- Aim of the exercise -
Copy every line of the listing that holds the string "Heliocentric".

- Supplied entries -
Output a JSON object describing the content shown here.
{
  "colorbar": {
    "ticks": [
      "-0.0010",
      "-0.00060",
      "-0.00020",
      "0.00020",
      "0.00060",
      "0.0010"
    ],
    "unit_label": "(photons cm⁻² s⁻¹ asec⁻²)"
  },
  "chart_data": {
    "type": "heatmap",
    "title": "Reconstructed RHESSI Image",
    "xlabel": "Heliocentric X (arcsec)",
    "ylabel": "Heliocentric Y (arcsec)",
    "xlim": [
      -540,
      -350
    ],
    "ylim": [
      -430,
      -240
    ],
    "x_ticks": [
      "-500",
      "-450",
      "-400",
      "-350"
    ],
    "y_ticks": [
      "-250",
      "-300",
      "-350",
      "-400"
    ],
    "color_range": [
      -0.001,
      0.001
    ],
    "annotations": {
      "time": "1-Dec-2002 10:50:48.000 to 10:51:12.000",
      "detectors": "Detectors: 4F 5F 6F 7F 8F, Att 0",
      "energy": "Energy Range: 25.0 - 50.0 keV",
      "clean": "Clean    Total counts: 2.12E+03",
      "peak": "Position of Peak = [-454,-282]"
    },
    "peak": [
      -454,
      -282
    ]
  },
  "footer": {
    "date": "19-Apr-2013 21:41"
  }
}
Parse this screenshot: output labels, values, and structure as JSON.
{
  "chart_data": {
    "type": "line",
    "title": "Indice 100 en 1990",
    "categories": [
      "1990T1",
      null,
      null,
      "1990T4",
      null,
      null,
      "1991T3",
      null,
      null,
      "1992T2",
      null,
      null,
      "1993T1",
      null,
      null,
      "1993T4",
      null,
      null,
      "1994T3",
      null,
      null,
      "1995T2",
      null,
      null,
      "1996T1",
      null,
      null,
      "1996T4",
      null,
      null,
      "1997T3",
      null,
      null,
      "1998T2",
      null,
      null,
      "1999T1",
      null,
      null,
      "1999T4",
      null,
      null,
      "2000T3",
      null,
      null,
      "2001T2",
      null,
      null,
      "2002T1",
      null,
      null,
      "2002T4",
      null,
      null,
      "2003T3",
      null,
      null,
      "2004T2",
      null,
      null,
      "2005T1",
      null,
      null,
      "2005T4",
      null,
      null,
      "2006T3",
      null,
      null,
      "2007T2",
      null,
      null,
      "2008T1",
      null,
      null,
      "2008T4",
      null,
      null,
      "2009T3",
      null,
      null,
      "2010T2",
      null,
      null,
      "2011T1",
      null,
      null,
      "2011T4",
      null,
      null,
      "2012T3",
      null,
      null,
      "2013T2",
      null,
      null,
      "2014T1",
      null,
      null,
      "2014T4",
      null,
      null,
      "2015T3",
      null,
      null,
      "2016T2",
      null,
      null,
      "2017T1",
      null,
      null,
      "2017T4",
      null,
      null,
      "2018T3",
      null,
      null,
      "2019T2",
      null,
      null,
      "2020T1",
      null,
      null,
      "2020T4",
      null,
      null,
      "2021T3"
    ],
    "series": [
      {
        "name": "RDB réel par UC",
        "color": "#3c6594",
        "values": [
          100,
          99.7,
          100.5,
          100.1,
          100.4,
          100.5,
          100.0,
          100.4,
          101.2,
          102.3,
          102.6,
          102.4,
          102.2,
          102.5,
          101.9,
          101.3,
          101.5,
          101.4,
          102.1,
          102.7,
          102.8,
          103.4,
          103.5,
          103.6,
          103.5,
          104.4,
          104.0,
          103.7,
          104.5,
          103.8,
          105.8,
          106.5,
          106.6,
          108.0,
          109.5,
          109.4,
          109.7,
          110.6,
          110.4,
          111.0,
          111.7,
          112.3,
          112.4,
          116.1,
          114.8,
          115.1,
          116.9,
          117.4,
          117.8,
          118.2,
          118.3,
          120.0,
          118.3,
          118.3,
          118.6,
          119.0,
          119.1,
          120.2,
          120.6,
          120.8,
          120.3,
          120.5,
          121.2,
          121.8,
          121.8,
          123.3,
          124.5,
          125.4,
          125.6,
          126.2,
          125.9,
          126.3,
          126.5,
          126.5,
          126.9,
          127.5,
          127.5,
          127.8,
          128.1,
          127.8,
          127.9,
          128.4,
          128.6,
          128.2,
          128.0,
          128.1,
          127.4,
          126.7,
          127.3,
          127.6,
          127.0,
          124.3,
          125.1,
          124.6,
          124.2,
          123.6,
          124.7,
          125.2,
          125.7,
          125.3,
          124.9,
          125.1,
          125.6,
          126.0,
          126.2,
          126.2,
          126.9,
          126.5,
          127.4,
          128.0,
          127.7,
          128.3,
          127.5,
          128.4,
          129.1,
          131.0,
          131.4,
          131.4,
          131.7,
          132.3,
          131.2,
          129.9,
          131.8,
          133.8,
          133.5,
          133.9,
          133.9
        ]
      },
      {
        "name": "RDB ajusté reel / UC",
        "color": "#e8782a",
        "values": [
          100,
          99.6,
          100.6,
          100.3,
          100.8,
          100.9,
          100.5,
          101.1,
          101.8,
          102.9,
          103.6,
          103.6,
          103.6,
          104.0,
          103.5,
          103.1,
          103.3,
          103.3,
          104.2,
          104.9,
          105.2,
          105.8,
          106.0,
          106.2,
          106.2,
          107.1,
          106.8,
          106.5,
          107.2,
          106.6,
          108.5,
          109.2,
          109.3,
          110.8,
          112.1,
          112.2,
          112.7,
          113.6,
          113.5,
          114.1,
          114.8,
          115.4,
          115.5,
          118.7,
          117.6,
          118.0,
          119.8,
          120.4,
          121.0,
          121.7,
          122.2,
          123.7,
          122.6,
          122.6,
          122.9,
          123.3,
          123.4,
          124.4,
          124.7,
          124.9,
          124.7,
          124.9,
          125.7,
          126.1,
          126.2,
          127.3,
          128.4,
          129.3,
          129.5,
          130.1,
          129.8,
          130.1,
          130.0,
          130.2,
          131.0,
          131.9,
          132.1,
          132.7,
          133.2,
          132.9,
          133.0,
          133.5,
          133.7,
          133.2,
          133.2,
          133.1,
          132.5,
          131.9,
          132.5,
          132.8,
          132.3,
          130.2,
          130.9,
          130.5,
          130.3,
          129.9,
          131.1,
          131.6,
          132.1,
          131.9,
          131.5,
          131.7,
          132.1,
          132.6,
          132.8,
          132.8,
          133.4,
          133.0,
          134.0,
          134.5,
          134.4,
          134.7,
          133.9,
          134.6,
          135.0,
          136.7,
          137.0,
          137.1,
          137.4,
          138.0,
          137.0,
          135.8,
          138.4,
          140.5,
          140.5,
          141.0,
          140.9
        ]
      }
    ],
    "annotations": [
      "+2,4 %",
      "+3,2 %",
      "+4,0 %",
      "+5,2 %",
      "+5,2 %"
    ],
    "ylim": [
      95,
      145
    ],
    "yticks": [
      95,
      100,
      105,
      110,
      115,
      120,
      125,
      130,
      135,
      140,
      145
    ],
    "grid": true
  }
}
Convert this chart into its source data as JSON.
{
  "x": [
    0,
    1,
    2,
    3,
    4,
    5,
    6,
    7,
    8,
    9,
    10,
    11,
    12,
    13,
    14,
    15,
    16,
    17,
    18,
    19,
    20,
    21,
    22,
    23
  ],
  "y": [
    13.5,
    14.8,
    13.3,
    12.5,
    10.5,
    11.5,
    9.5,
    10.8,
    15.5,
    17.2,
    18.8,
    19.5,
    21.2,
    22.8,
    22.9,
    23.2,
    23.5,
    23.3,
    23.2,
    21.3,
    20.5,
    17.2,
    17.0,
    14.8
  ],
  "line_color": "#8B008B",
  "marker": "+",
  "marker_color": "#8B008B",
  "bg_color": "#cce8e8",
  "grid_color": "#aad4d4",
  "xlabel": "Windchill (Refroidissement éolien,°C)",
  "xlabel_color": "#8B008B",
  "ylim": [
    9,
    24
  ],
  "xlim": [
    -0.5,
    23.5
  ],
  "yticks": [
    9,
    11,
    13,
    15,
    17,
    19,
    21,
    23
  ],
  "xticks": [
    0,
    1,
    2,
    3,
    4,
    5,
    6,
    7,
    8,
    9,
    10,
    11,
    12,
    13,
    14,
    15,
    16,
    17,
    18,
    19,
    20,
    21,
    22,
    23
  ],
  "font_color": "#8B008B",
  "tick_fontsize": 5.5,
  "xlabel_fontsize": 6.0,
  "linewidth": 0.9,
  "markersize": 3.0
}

- Written reply -
    "xlabel": "Heliocentric X (arcsec)",
    "ylabel": "Heliocentric Y (arcsec)",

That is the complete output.